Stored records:
▬▬▬▬▬▬▬▬▬▬

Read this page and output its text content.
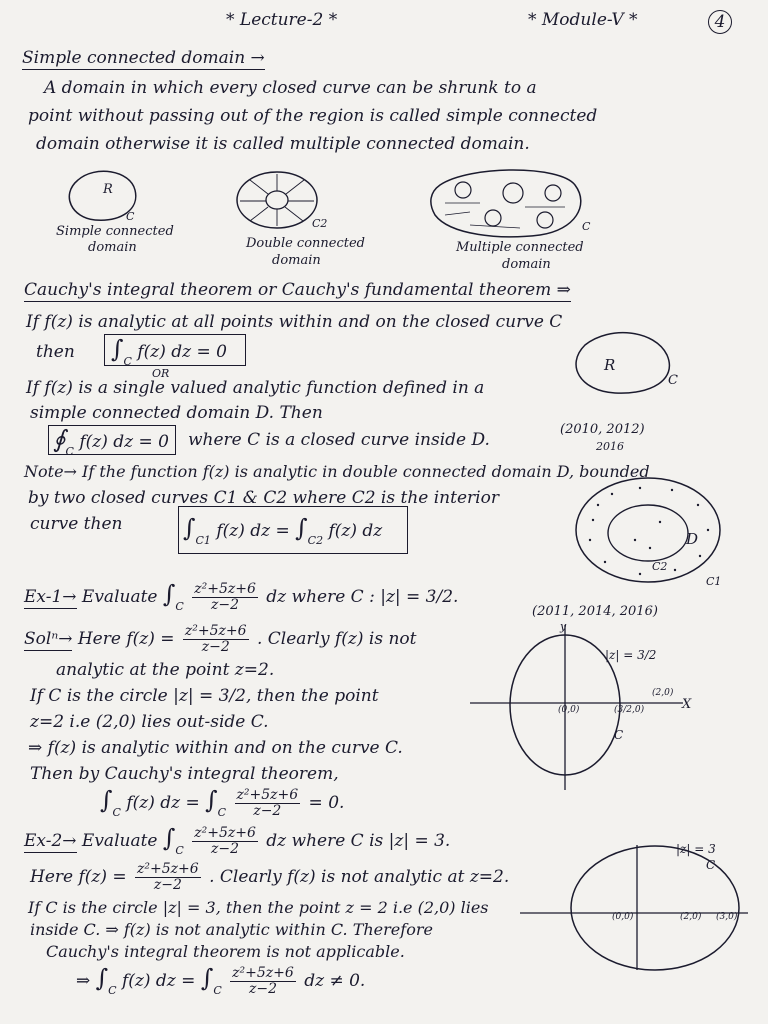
* Lecture-2 *	* Module-V *	4
Simple connected domain →
A domain in which every closed curve can be shrunk to a
point without passing out of the region is called simple connected
domain otherwise it is called multiple connected domain.
R
C
Simple connected
domain
C2
Double connected
domain
C
Multiple connected
domain
Cauchy's integral theorem or Cauchy's fundamental theorem ⇒
If f(z) is analytic at all points within and on the closed curve C
then $\int_C$ f(z) dz = 0
OR	R
C
If f(z) is a single valued analytic function defined in a
simple connected domain D. Then
$∮_C$ f(z) dz = 0 where C is a closed curve inside D.
(2010, 2012)
2016
Note→ If the function f(z) is analytic in double connected domain D, bounded
by two closed curves C1 & C2 where C2 is the interior
curve then	$\int_{C1}$ f(z) dz = $\int_{C2}$ f(z) dz	D
C2
C1
Ex-1→ Evaluate $\int_C \frac{\text{z²+5z+6}}{z-2}$ dz where C : |z| = 3/2.
(2011, 2014, 2016)
Solⁿ→ Here $f(z) = \frac{\text{z²+5z+6}}{z-2}$ . Clearly f(z) is not
analytic at the point z=2.
If C is the circle |z| = 3/2, then the point
z=2 i.e (2,0) lies out-side C.
⇒ f(z) is analytic within and on the curve C.
Then by Cauchy's integral theorem,
$\int_C$ f(z) dz = $\int_C \frac{\text{z²+5z+6}}{z-2} = 0$.
y
X
|z| = 3/2
(0,0)	(3/2,0)
(2,0)
C
Ex-2→ Evaluate $\int_C \frac{\text{z²+5z+6}}{z-2}$ dz where C is |z| = 3.
Here $f(z) = \frac{\text{z²+5z+6}}{z-2}$ . Clearly f(z) is not analytic at z=2.
If C is the circle |z| = 3, then the point z = 2 i.e (2,0) lies
inside C. ⇒ f(z) is not analytic within C. Therefore
Cauchy's integral theorem is not applicable.
⇒ $\int_C$ f(z) dz = $\int_C \frac{\text{z²+5z+6}}{z-2}$ dz ≠ 0.
|z| = 3
C
(0,0)	(2,0) (3,0)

▬▬▬▬▬▬▬▬▬▬

In the material above, find the lines that contain "circle" and show them.

If C is the circle |z| = 3/2, then the point
If C is the circle |z| = 3, then the point z = 2 i.e (2,0) lies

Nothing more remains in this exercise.